▶ DATA RECORDS
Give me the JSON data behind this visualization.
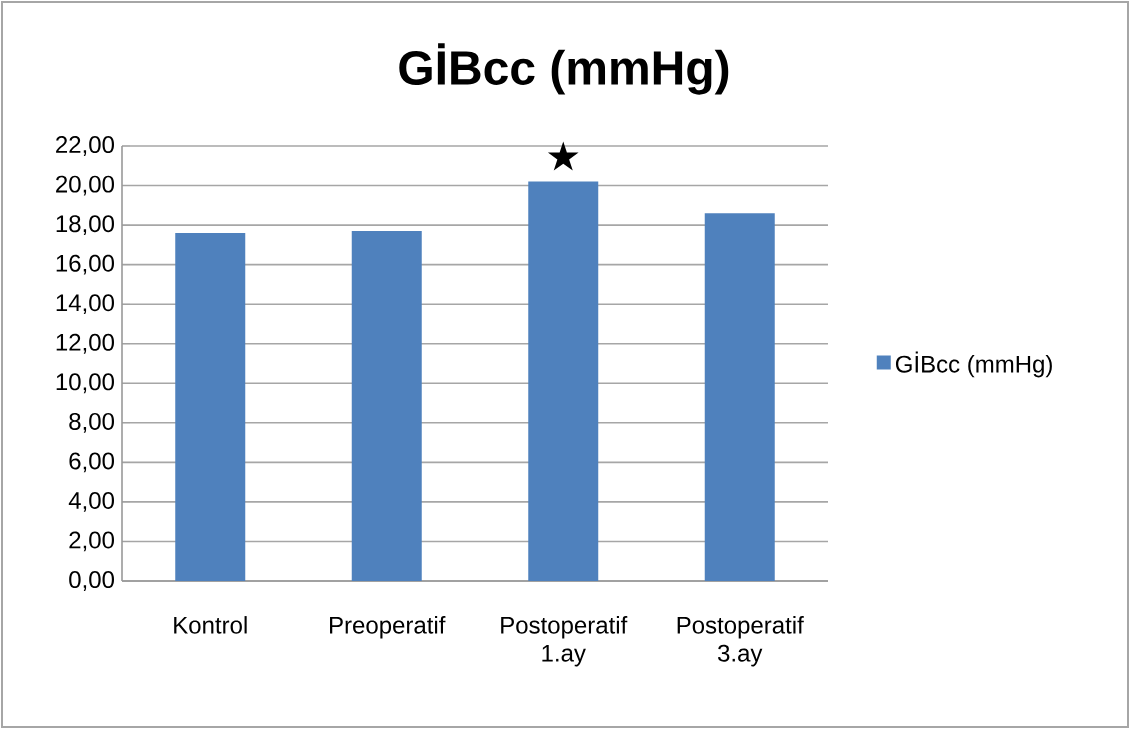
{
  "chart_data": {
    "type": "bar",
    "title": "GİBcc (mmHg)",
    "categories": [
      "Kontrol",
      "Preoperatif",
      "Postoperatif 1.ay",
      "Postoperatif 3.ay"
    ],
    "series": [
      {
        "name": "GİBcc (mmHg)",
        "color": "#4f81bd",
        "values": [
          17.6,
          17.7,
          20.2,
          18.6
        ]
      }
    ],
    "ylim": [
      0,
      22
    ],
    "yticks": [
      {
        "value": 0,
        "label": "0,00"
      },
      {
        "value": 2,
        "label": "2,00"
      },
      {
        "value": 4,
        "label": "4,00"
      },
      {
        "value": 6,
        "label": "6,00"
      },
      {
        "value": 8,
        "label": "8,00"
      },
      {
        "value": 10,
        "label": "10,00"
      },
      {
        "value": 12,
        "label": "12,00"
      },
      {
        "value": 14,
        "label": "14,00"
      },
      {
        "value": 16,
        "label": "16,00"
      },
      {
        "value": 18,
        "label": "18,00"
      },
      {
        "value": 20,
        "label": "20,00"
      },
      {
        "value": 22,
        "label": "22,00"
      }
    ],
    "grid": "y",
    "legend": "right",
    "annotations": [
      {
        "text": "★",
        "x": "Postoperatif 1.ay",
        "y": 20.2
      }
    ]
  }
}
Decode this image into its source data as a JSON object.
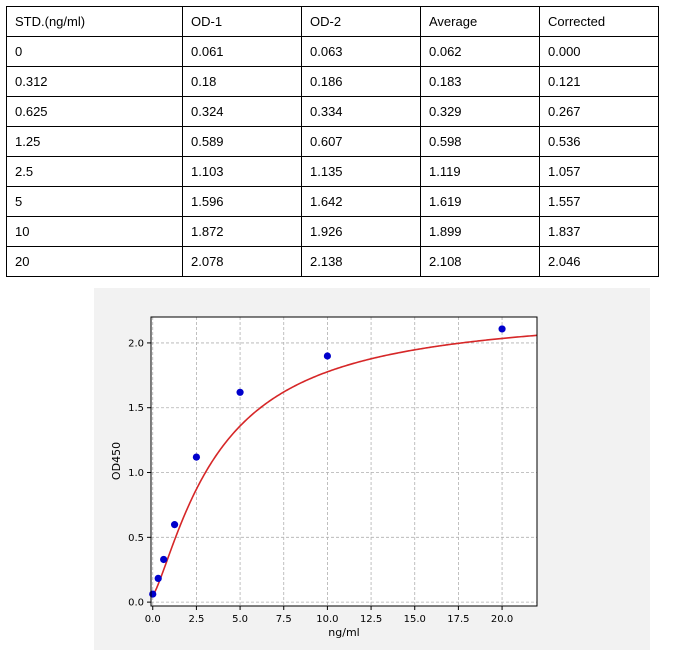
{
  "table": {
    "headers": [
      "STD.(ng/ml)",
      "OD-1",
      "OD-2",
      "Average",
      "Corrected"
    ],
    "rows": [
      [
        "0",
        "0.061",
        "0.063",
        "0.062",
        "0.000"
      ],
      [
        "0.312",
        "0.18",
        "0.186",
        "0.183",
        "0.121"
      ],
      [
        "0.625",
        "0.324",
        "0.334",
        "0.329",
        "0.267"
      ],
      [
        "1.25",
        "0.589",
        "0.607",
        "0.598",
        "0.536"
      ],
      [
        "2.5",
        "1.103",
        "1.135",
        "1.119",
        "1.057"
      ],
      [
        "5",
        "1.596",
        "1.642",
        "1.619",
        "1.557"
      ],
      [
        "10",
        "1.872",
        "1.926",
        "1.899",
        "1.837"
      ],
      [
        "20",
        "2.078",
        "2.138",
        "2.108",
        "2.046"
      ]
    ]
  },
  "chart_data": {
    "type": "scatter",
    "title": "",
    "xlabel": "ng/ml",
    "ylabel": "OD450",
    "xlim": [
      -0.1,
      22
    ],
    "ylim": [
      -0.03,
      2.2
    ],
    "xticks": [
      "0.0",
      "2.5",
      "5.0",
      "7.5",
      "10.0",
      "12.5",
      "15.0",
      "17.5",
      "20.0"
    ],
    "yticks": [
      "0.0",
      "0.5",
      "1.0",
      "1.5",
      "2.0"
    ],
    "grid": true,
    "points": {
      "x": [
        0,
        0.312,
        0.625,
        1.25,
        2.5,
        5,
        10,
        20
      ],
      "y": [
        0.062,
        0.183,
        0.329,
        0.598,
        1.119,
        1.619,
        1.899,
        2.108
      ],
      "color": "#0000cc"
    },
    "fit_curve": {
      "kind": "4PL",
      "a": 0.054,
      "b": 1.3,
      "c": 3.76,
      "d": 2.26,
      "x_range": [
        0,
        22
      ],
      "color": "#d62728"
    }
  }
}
...
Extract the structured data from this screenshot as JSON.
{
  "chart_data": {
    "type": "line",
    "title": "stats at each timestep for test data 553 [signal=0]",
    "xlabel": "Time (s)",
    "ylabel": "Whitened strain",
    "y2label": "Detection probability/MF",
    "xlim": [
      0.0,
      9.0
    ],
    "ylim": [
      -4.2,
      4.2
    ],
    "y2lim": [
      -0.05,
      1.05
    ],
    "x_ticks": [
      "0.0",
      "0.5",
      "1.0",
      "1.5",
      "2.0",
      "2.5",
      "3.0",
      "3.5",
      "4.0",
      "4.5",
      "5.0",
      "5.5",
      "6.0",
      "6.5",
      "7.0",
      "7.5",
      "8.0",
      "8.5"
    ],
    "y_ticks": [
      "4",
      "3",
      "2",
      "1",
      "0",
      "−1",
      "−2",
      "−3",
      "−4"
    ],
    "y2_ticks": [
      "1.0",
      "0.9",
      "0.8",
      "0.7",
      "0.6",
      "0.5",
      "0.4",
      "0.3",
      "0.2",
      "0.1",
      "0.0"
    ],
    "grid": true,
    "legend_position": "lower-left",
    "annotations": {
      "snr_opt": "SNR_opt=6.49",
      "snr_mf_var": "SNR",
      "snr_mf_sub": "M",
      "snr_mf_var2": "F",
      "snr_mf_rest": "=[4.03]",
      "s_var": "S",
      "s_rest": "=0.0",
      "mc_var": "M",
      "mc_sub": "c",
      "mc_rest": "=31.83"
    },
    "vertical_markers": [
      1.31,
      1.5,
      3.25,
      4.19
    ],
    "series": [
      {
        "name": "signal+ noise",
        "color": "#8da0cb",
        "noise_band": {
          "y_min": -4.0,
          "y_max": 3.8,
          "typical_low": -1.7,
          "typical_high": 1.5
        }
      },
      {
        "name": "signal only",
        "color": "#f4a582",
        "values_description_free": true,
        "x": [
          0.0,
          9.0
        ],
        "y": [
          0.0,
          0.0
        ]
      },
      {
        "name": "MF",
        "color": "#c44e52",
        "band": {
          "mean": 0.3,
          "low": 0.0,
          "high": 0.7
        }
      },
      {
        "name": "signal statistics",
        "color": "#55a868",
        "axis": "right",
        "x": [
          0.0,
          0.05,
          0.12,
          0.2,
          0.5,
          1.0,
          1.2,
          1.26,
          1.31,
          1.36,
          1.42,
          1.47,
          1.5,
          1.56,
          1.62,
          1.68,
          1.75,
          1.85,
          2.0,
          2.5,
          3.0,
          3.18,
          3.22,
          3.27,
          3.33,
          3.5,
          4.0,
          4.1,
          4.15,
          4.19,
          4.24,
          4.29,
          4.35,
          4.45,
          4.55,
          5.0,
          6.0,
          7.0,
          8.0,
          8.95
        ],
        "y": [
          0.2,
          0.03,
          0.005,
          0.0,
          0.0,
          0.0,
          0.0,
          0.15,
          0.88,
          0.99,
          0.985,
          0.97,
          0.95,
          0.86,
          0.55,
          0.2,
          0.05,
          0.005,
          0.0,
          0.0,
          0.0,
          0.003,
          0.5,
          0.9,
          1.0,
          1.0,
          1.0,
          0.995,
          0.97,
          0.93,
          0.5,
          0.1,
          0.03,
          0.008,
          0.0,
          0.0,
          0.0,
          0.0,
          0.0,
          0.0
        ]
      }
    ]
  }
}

▶ REQUIREMENT
Collect the lines of the records that include the string "this".

▶ TASK ANSWER
Give me the JSON data behind this visualization.
Decode this image into its source data as a JSON object.
Extract the structured data from this screenshot as JSON.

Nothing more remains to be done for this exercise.